# [Exercise input]
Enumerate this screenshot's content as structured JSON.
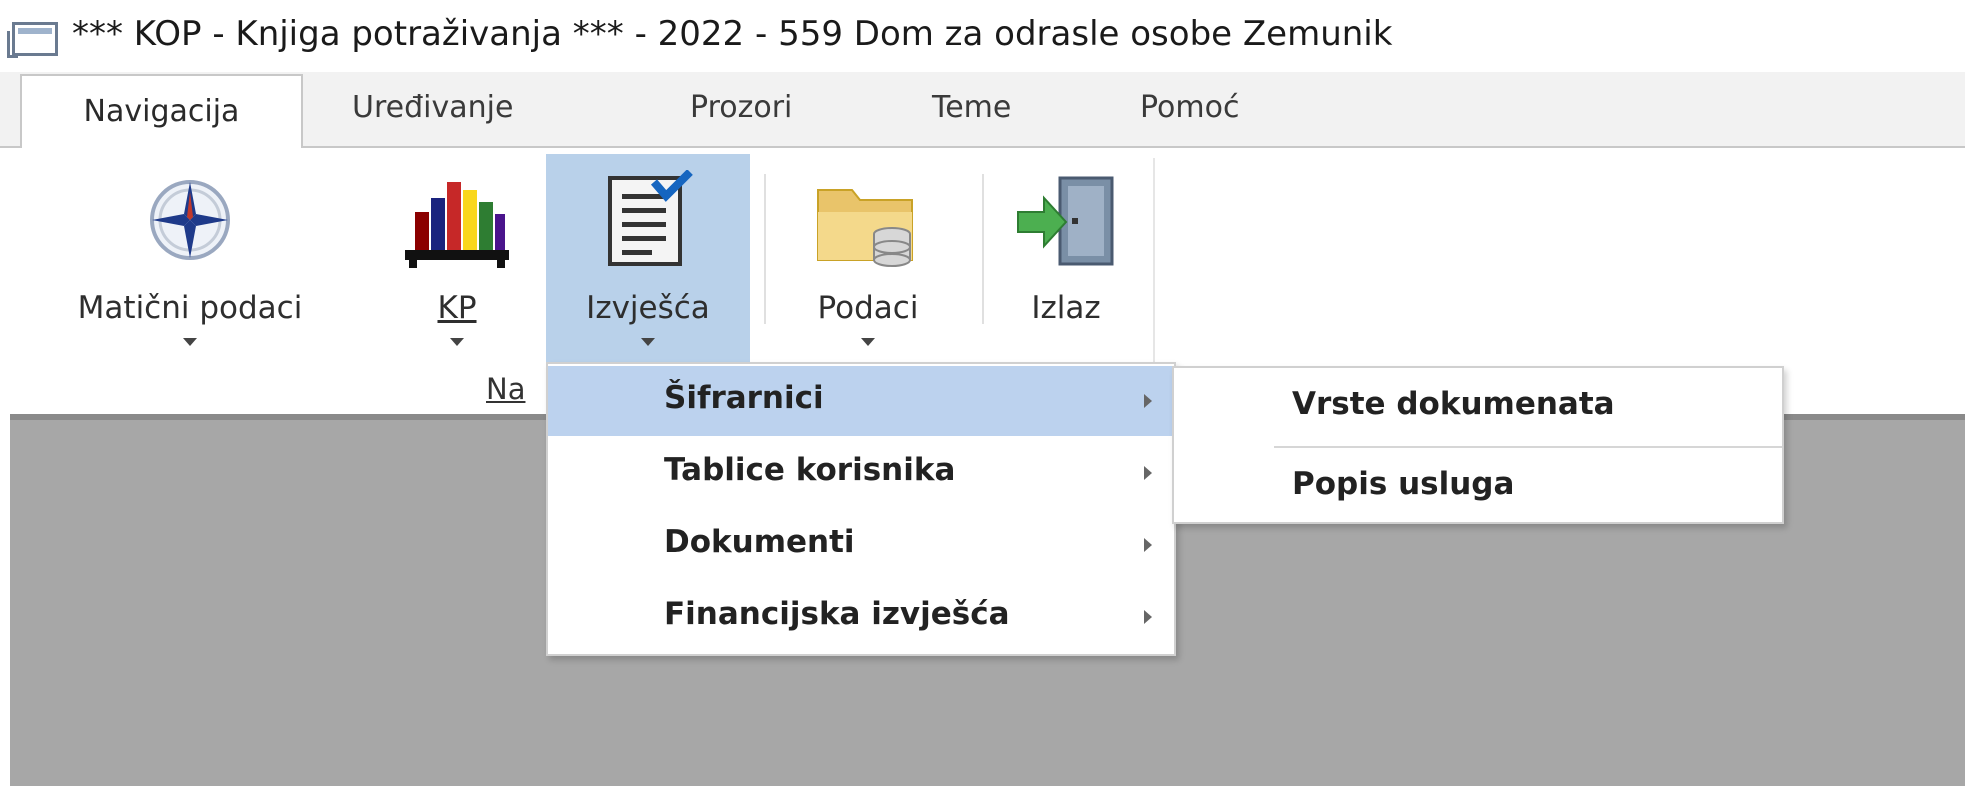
{
  "window": {
    "title": "*** KOP - Knjiga potraživanja *** - 2022 - 559 Dom za odrasle osobe Zemunik",
    "icon": "window-icon"
  },
  "tabs": [
    {
      "label": "Navigacija",
      "active": true
    },
    {
      "label": "Uređivanje",
      "active": false
    },
    {
      "label": "Prozori",
      "active": false
    },
    {
      "label": "Teme",
      "active": false
    },
    {
      "label": "Pomoć",
      "active": false
    }
  ],
  "ribbon": {
    "buttons": [
      {
        "label": "Matični podaci",
        "icon": "compass-icon",
        "has_dropdown": true
      },
      {
        "label": "KP",
        "icon": "books-icon",
        "has_dropdown": true
      },
      {
        "label": "Izvješća",
        "icon": "report-checklist-icon",
        "has_dropdown": true,
        "selected": true
      },
      {
        "label": "Podaci",
        "icon": "folder-database-icon",
        "has_dropdown": true
      },
      {
        "label": "Izlaz",
        "icon": "exit-door-icon",
        "has_dropdown": false
      }
    ],
    "group_label": "Na"
  },
  "dropdown": {
    "items": [
      {
        "label": "Šifrarnici",
        "has_submenu": true,
        "highlighted": true
      },
      {
        "label": "Tablice korisnika",
        "has_submenu": true,
        "highlighted": false
      },
      {
        "label": "Dokumenti",
        "has_submenu": true,
        "highlighted": false
      },
      {
        "label": "Financijska izvješća",
        "has_submenu": true,
        "highlighted": false
      }
    ]
  },
  "submenu": {
    "items": [
      {
        "label": "Vrste dokumenata"
      },
      {
        "label": "Popis usluga"
      }
    ]
  },
  "colors": {
    "selection": "#b9d1ea",
    "menu_highlight": "#bcd2ee",
    "workspace": "#a7a7a7",
    "tab_strip": "#f2f2f2"
  }
}
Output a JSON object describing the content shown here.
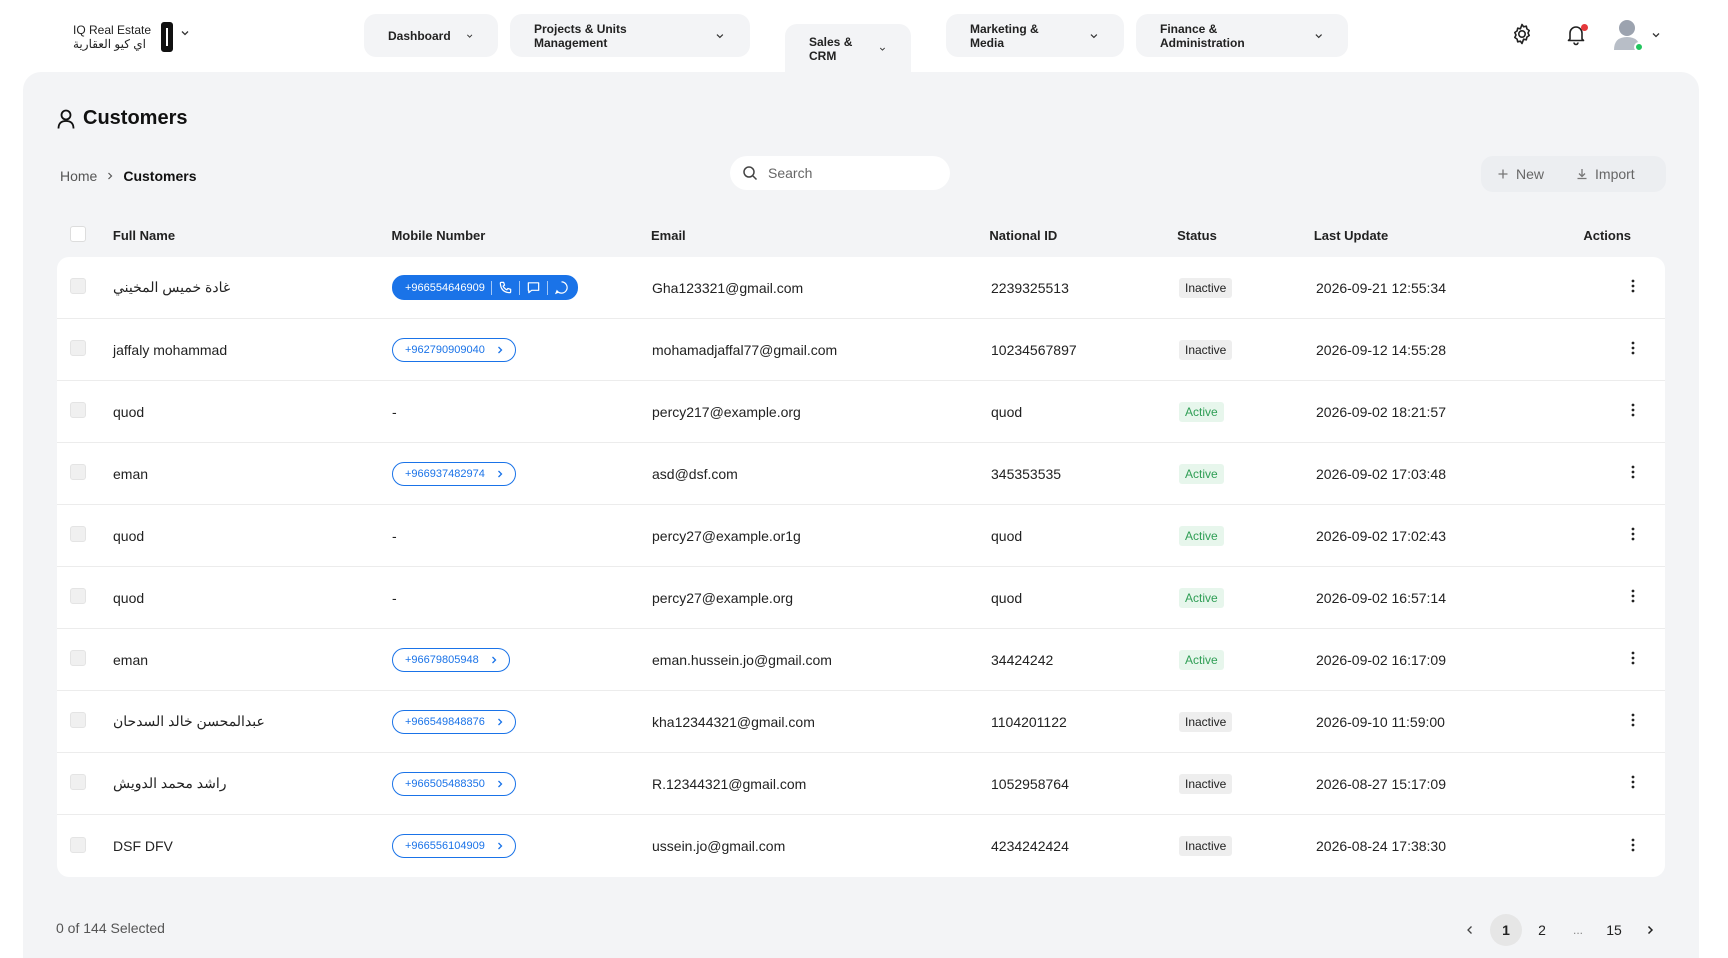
{
  "brand": {
    "name_en": "IQ Real Estate",
    "name_ar": "اي كيو العقارية"
  },
  "nav": [
    {
      "label": "Dashboard"
    },
    {
      "label": "Projects & Units Management"
    },
    {
      "label": "Sales & CRM",
      "active": true
    },
    {
      "label": "Marketing & Media"
    },
    {
      "label": "Finance & Administration"
    }
  ],
  "header_icons": [
    "gear-icon",
    "bell-icon",
    "avatar"
  ],
  "page": {
    "title": "Customers",
    "breadcrumb": [
      "Home",
      "Customers"
    ]
  },
  "search": {
    "placeholder": "Search"
  },
  "toolbar": {
    "new_label": "New",
    "import_label": "Import"
  },
  "table": {
    "columns": [
      "Full Name",
      "Mobile Number",
      "Email",
      "National ID",
      "Status",
      "Last Update",
      "Actions"
    ],
    "rows": [
      {
        "name": "غادة خميس المخيني",
        "mobile": "+966554646909",
        "email": "Gha123321@gmail.com",
        "national_id": "2239325513",
        "status": "Inactive",
        "updated": "2026-09-21 12:55:34"
      },
      {
        "name": "jaffaly mohammad",
        "mobile": "+962790909040",
        "email": "mohamadjaffal77@gmail.com",
        "national_id": "10234567897",
        "status": "Inactive",
        "updated": "2026-09-12 14:55:28"
      },
      {
        "name": "quod",
        "mobile": "-",
        "email": "percy217@example.org",
        "national_id": "quod",
        "status": "Active",
        "updated": "2026-09-02 18:21:57"
      },
      {
        "name": "eman",
        "mobile": "+966937482974",
        "email": "asd@dsf.com",
        "national_id": "345353535",
        "status": "Active",
        "updated": "2026-09-02 17:03:48"
      },
      {
        "name": "quod",
        "mobile": "-",
        "email": "percy27@example.or1g",
        "national_id": "quod",
        "status": "Active",
        "updated": "2026-09-02 17:02:43"
      },
      {
        "name": "quod",
        "mobile": "-",
        "email": "percy27@example.org",
        "national_id": "quod",
        "status": "Active",
        "updated": "2026-09-02 16:57:14"
      },
      {
        "name": "eman",
        "mobile": "+96679805948",
        "email": "eman.hussein.jo@gmail.com",
        "national_id": "34424242",
        "status": "Active",
        "updated": "2026-09-02 16:17:09"
      },
      {
        "name": "عبدالمحسن خالد السدحان",
        "mobile": "+966549848876",
        "email": "kha12344321@gmail.com",
        "national_id": "1104201122",
        "status": "Inactive",
        "updated": "2026-09-10 11:59:00"
      },
      {
        "name": "راشد محمد الدويش",
        "mobile": "+966505488350",
        "email": "R.12344321@gmail.com",
        "national_id": "1052958764",
        "status": "Inactive",
        "updated": "2026-08-27 15:17:09"
      },
      {
        "name": "DSF DFV",
        "mobile": "+966556104909",
        "email": "ussein.jo@gmail.com",
        "national_id": "4234242424",
        "status": "Inactive",
        "updated": "2026-08-24 17:38:30"
      }
    ]
  },
  "footer": {
    "selected_text": "0 of 144 Selected",
    "pages": [
      "1",
      "2",
      "...",
      "15"
    ],
    "current_page": "1"
  },
  "colors": {
    "accent": "#1a73e8",
    "active_text": "#2f9e55",
    "active_bg": "#e7f6ec",
    "inactive_bg": "#eeeeee",
    "notif_dot": "#e5383b",
    "online": "#22c55e"
  }
}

# [Task requirements]
Among the lines above, determine how many hold the word "JSON"; report the figure alone.

# [Exercise solution]
2